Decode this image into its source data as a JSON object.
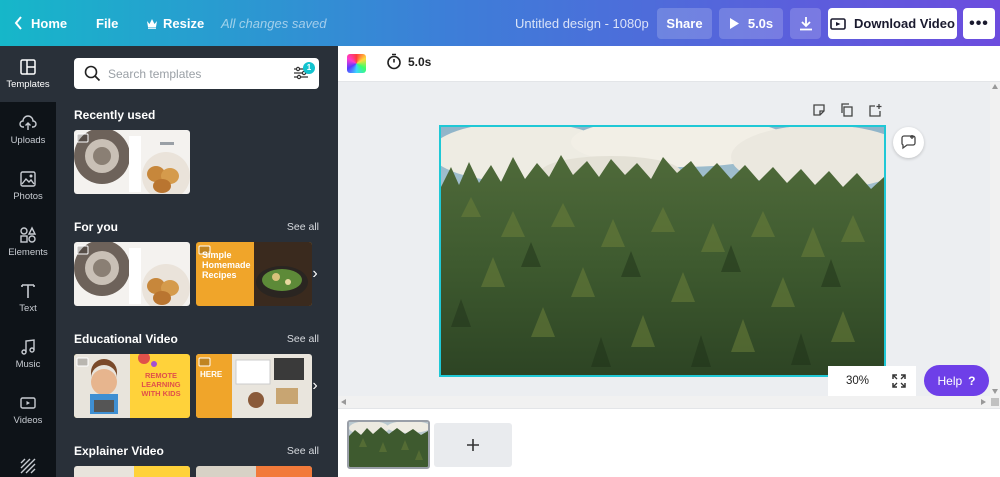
{
  "topbar": {
    "home_label": "Home",
    "file_label": "File",
    "resize_label": "Resize",
    "saved_status": "All changes saved",
    "design_title": "Untitled design - 1080p",
    "share_label": "Share",
    "play_duration": "5.0s",
    "download_label": "Download Video",
    "more_label": "•••"
  },
  "rail": {
    "items": [
      {
        "label": "Templates",
        "icon": "templates-icon",
        "active": true
      },
      {
        "label": "Uploads",
        "icon": "upload-cloud-icon"
      },
      {
        "label": "Photos",
        "icon": "photo-icon"
      },
      {
        "label": "Elements",
        "icon": "elements-icon"
      },
      {
        "label": "Text",
        "icon": "text-icon"
      },
      {
        "label": "Music",
        "icon": "music-note-icon"
      },
      {
        "label": "Videos",
        "icon": "video-icon"
      }
    ]
  },
  "panel": {
    "search_placeholder": "Search templates",
    "filter_badge": "1",
    "sections": [
      {
        "title": "Recently used",
        "see_all": ""
      },
      {
        "title": "For you",
        "see_all": "See all"
      },
      {
        "title": "Educational Video",
        "see_all": "See all"
      },
      {
        "title": "Explainer Video",
        "see_all": "See all"
      }
    ],
    "thumb_texts": {
      "recipes": "Simple Homemade Recipes",
      "remote": "REMOTE LEARNING WITH KIDS",
      "here": "HERE"
    }
  },
  "editor": {
    "timer": "5.0s",
    "zoom": "30%",
    "help_label": "Help",
    "help_icon": "?"
  },
  "colors": {
    "accent": "#1fc8d6",
    "help_purple": "#6e3fe8",
    "panel_bg": "#293039",
    "rail_bg": "#0e1318"
  }
}
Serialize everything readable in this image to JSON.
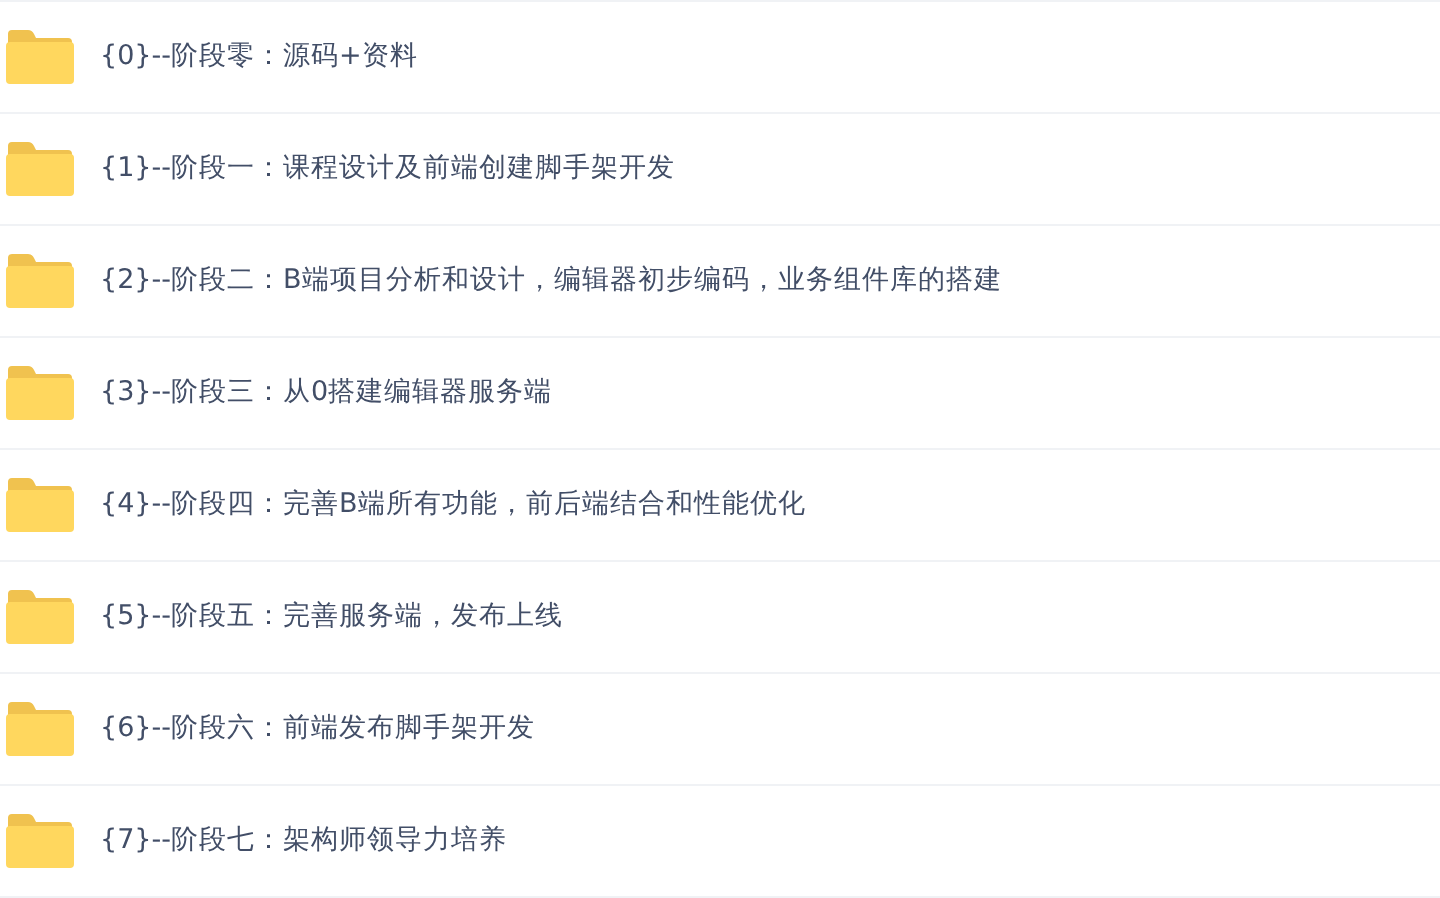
{
  "folders": [
    {
      "name": "{0}--阶段零：源码+资料"
    },
    {
      "name": "{1}--阶段一：课程设计及前端创建脚手架开发"
    },
    {
      "name": "{2}--阶段二：B端项目分析和设计，编辑器初步编码，业务组件库的搭建"
    },
    {
      "name": "{3}--阶段三：从0搭建编辑器服务端"
    },
    {
      "name": "{4}--阶段四：完善B端所有功能，前后端结合和性能优化"
    },
    {
      "name": "{5}--阶段五：完善服务端，发布上线"
    },
    {
      "name": "{6}--阶段六：前端发布脚手架开发"
    },
    {
      "name": "{7}--阶段七：架构师领导力培养"
    }
  ]
}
-*-
* **What to do**
Retype every record above exactly as written, but leave out the pictures.

* **Solution to this exercise**
Decode this image into its source data as a JSON object.
{
  "topbar": {
    "home_label": "Home",
    "file_label": "File",
    "resize_label": "Resize",
    "saved_status": "All changes saved",
    "design_title": "Untitled design - 1080p",
    "share_label": "Share",
    "play_duration": "5.0s",
    "download_label": "Download Video",
    "more_label": "•••"
  },
  "rail": {
    "items": [
      {
        "label": "Templates",
        "icon": "templates-icon",
        "active": true
      },
      {
        "label": "Uploads",
        "icon": "upload-cloud-icon"
      },
      {
        "label": "Photos",
        "icon": "photo-icon"
      },
      {
        "label": "Elements",
        "icon": "elements-icon"
      },
      {
        "label": "Text",
        "icon": "text-icon"
      },
      {
        "label": "Music",
        "icon": "music-note-icon"
      },
      {
        "label": "Videos",
        "icon": "video-icon"
      }
    ]
  },
  "panel": {
    "search_placeholder": "Search templates",
    "filter_badge": "1",
    "sections": [
      {
        "title": "Recently used",
        "see_all": ""
      },
      {
        "title": "For you",
        "see_all": "See all"
      },
      {
        "title": "Educational Video",
        "see_all": "See all"
      },
      {
        "title": "Explainer Video",
        "see_all": "See all"
      }
    ],
    "thumb_texts": {
      "recipes": "Simple Homemade Recipes",
      "remote": "REMOTE LEARNING WITH KIDS",
      "here": "HERE"
    }
  },
  "editor": {
    "timer": "5.0s",
    "zoom": "30%",
    "help_label": "Help",
    "help_icon": "?"
  },
  "colors": {
    "accent": "#1fc8d6",
    "help_purple": "#6e3fe8",
    "panel_bg": "#293039",
    "rail_bg": "#0e1318"
  }
}
Serialize everything readable in this image to JSON.
{
  "folders": [
    {
      "name": "{0}--阶段零：源码+资料"
    },
    {
      "name": "{1}--阶段一：课程设计及前端创建脚手架开发"
    },
    {
      "name": "{2}--阶段二：B端项目分析和设计，编辑器初步编码，业务组件库的搭建"
    },
    {
      "name": "{3}--阶段三：从0搭建编辑器服务端"
    },
    {
      "name": "{4}--阶段四：完善B端所有功能，前后端结合和性能优化"
    },
    {
      "name": "{5}--阶段五：完善服务端，发布上线"
    },
    {
      "name": "{6}--阶段六：前端发布脚手架开发"
    },
    {
      "name": "{7}--阶段七：架构师领导力培养"
    }
  ]
}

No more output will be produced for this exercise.